Start of MATERIAL PROVIDED

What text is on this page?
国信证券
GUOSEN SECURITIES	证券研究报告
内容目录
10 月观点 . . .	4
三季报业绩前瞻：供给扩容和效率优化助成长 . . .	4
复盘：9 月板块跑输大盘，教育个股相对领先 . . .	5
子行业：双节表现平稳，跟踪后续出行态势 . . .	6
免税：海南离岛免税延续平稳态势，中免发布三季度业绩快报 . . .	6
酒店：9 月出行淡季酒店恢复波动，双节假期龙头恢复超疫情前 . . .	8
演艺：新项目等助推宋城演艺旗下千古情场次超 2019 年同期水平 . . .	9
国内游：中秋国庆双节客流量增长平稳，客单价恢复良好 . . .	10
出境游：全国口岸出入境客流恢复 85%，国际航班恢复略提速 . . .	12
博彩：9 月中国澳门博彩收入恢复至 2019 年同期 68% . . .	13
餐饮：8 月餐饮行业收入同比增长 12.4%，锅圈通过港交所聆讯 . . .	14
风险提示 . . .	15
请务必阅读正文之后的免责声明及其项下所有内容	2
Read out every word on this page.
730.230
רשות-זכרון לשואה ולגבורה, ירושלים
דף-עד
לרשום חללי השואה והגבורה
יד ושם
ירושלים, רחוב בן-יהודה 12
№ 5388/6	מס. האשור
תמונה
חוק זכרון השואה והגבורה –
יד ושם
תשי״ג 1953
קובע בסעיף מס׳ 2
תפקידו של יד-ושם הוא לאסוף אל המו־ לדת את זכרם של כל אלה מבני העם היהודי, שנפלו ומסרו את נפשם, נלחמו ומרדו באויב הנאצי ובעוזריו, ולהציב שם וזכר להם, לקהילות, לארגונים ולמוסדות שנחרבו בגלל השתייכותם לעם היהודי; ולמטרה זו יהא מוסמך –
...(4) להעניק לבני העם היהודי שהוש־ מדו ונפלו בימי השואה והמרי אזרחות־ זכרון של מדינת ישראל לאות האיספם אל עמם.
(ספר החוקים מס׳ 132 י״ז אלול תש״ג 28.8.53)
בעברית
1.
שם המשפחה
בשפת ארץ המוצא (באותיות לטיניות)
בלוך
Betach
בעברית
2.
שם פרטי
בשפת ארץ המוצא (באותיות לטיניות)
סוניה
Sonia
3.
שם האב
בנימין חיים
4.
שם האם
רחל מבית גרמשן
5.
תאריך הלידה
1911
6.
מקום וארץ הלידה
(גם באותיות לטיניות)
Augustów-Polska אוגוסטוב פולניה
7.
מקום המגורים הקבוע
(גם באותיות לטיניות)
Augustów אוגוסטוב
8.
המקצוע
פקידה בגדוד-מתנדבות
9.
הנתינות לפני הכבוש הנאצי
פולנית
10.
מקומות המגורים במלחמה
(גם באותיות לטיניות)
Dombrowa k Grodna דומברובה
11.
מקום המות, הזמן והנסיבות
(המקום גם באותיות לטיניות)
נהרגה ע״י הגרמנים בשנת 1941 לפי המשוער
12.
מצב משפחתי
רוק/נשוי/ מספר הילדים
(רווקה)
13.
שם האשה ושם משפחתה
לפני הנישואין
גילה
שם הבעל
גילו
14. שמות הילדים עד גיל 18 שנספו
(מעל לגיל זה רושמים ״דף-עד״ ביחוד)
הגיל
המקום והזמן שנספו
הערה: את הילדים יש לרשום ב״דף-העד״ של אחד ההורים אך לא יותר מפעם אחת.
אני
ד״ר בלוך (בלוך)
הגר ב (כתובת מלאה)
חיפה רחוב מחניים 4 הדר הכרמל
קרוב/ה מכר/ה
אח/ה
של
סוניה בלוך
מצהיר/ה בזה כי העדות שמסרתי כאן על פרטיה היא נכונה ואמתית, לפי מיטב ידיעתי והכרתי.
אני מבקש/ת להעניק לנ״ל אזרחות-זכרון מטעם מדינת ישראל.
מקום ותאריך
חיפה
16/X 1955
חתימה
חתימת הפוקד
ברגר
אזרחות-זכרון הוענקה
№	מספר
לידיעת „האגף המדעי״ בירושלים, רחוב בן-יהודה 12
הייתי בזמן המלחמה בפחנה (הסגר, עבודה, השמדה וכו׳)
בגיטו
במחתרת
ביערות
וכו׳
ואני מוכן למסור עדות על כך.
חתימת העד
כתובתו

End of MATERIAL PROVIDED

WHAT YOU WILL DO
Show the lines that mention the word "הנאצי".

RESPONSE TO THIS EXERCISE
תפקידו של יד-ושם הוא לאסוף אל המו־ לדת את זכרם של כל אלה מבני העם היהודי, שנפלו ומסרו את נפשם, נלחמו ומרדו באויב הנאצי ובעוזריו, ולהציב שם וזכר להם, לקהילות, לארגונים ולמוסדות שנחרבו בגלל השתייכותם לעם היהודי; ולמטרה זו יהא מוסמך –
הנתינות לפני הכבוש הנאצי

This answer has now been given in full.